**Provided entries**
---
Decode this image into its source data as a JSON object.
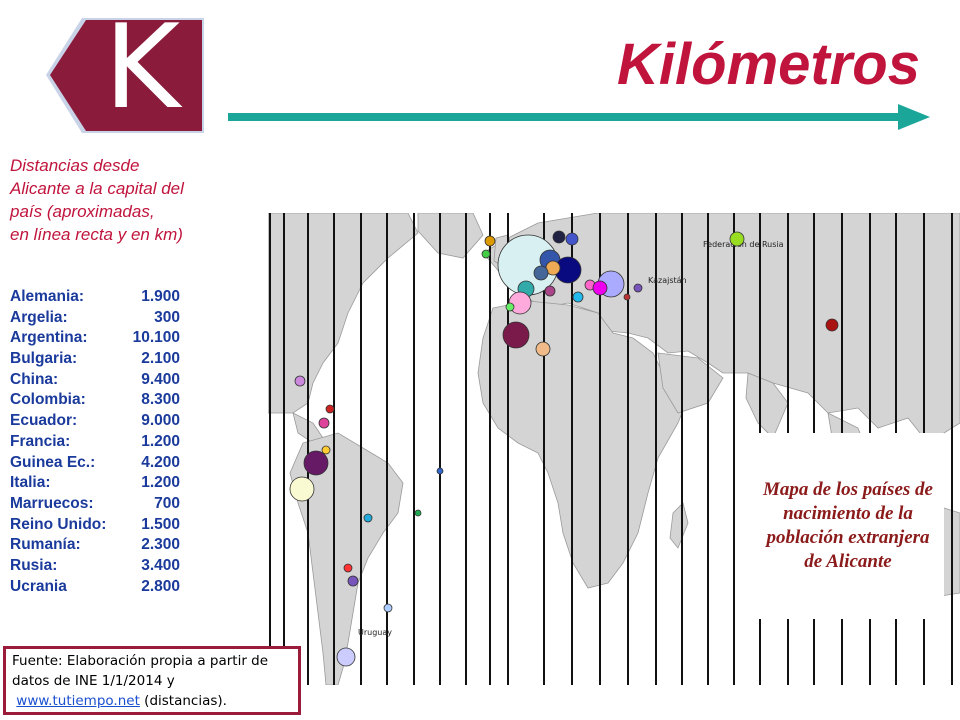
{
  "header": {
    "badge_letter": "K",
    "title": "Kilómetros"
  },
  "subtitle_lines": [
    "Distancias desde",
    "Alicante a la capital del",
    "país (aproximadas,",
    "en línea recta y en km)"
  ],
  "distances": [
    {
      "country": "Alemania:",
      "km": "1.900"
    },
    {
      "country": "Argelia:",
      "km": "300"
    },
    {
      "country": "Argentina:",
      "km": "10.100"
    },
    {
      "country": "Bulgaria:",
      "km": "2.100"
    },
    {
      "country": "China:",
      "km": "9.400"
    },
    {
      "country": "Colombia:",
      "km": "8.300"
    },
    {
      "country": "Ecuador:",
      "km": "9.000"
    },
    {
      "country": "Francia:",
      "km": "1.200"
    },
    {
      "country": "Guinea Ec.:",
      "km": "4.200"
    },
    {
      "country": "Italia:",
      "km": "1.200"
    },
    {
      "country": "Marruecos:",
      "km": "700"
    },
    {
      "country": "Reino Unido:",
      "km": "1.500"
    },
    {
      "country": "Rumanía:",
      "km": "2.300"
    },
    {
      "country": "Rusia:",
      "km": "3.400"
    },
    {
      "country": "Ucrania",
      "km": "2.800"
    }
  ],
  "map": {
    "callout": "Mapa de los países de nacimiento de la población extranjera de Alicante",
    "labels": [
      "Federación de Rusia",
      "Kazajstán",
      "Uruguay"
    ]
  },
  "source": {
    "line1": "Fuente: Elaboración propia a partir de",
    "line2": "datos de INE 1/1/2014 y",
    "link": "www.tutiempo.net",
    "tail": "(distancias)."
  },
  "colors": {
    "accent_red": "#c0143c",
    "list_blue": "#1a3a9c",
    "arrow_teal": "#1aa79a",
    "callout_text": "#8b1a1a",
    "source_border": "#9b1b3a"
  }
}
---
**Prompt**
Each entry shown above must be quoted exactly, with its pictures left out.

**Task solution**
Decode this image into its source data as a JSON object.
{
  "header": {
    "badge_letter": "K",
    "title": "Kilómetros"
  },
  "subtitle_lines": [
    "Distancias desde",
    "Alicante a la capital del",
    "país (aproximadas,",
    "en línea recta y en km)"
  ],
  "distances": [
    {
      "country": "Alemania:",
      "km": "1.900"
    },
    {
      "country": "Argelia:",
      "km": "300"
    },
    {
      "country": "Argentina:",
      "km": "10.100"
    },
    {
      "country": "Bulgaria:",
      "km": "2.100"
    },
    {
      "country": "China:",
      "km": "9.400"
    },
    {
      "country": "Colombia:",
      "km": "8.300"
    },
    {
      "country": "Ecuador:",
      "km": "9.000"
    },
    {
      "country": "Francia:",
      "km": "1.200"
    },
    {
      "country": "Guinea Ec.:",
      "km": "4.200"
    },
    {
      "country": "Italia:",
      "km": "1.200"
    },
    {
      "country": "Marruecos:",
      "km": "700"
    },
    {
      "country": "Reino Unido:",
      "km": "1.500"
    },
    {
      "country": "Rumanía:",
      "km": "2.300"
    },
    {
      "country": "Rusia:",
      "km": "3.400"
    },
    {
      "country": "Ucrania",
      "km": "2.800"
    }
  ],
  "map": {
    "callout": "Mapa de los países de nacimiento de la población extranjera de Alicante",
    "labels": [
      "Federación de Rusia",
      "Kazajstán",
      "Uruguay"
    ]
  },
  "source": {
    "line1": "Fuente: Elaboración propia a partir de",
    "line2": "datos de INE 1/1/2014 y",
    "link": "www.tutiempo.net",
    "tail": "(distancias)."
  },
  "colors": {
    "accent_red": "#c0143c",
    "list_blue": "#1a3a9c",
    "arrow_teal": "#1aa79a",
    "callout_text": "#8b1a1a",
    "source_border": "#9b1b3a"
  }
}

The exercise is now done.